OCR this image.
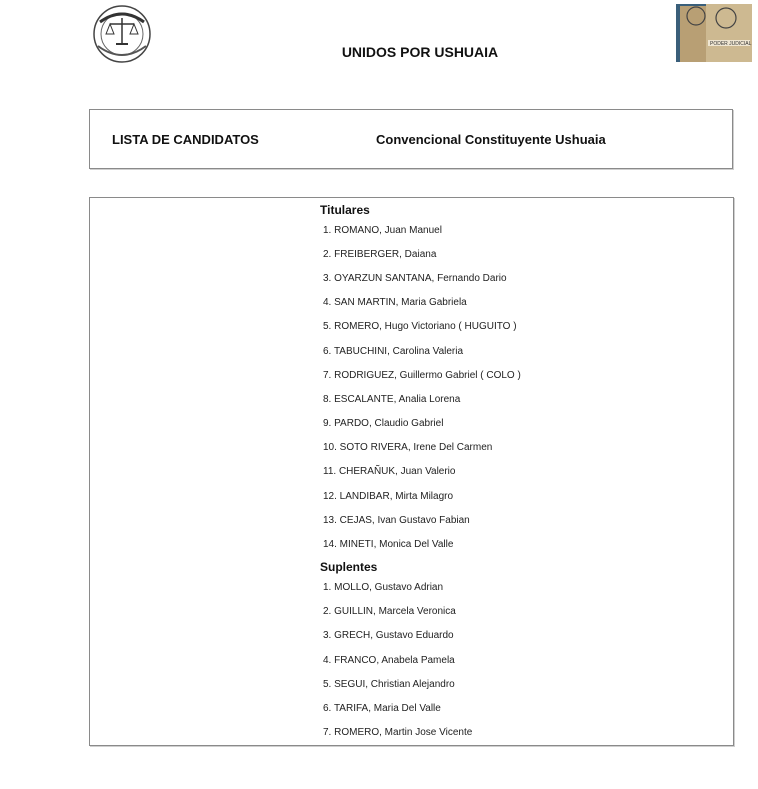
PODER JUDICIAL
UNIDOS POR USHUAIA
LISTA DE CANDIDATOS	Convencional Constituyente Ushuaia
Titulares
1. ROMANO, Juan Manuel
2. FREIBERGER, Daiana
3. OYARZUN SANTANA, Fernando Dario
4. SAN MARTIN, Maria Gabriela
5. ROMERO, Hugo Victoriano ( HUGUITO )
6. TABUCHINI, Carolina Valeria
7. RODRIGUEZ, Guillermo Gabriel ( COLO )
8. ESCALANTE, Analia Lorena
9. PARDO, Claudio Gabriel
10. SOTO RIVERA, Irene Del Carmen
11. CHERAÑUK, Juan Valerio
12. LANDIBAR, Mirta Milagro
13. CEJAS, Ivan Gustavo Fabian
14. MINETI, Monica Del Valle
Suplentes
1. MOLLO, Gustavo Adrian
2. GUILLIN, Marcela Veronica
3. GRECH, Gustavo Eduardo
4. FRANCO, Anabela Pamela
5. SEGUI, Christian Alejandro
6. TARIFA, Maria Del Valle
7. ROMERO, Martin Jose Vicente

EXERCISE DESCRIPTION: Take every line from the data that contains the word "Maria".

SOLUTION FOR THIS TASK:
4. SAN MARTIN, Maria Gabriela
6. TARIFA, Maria Del Valle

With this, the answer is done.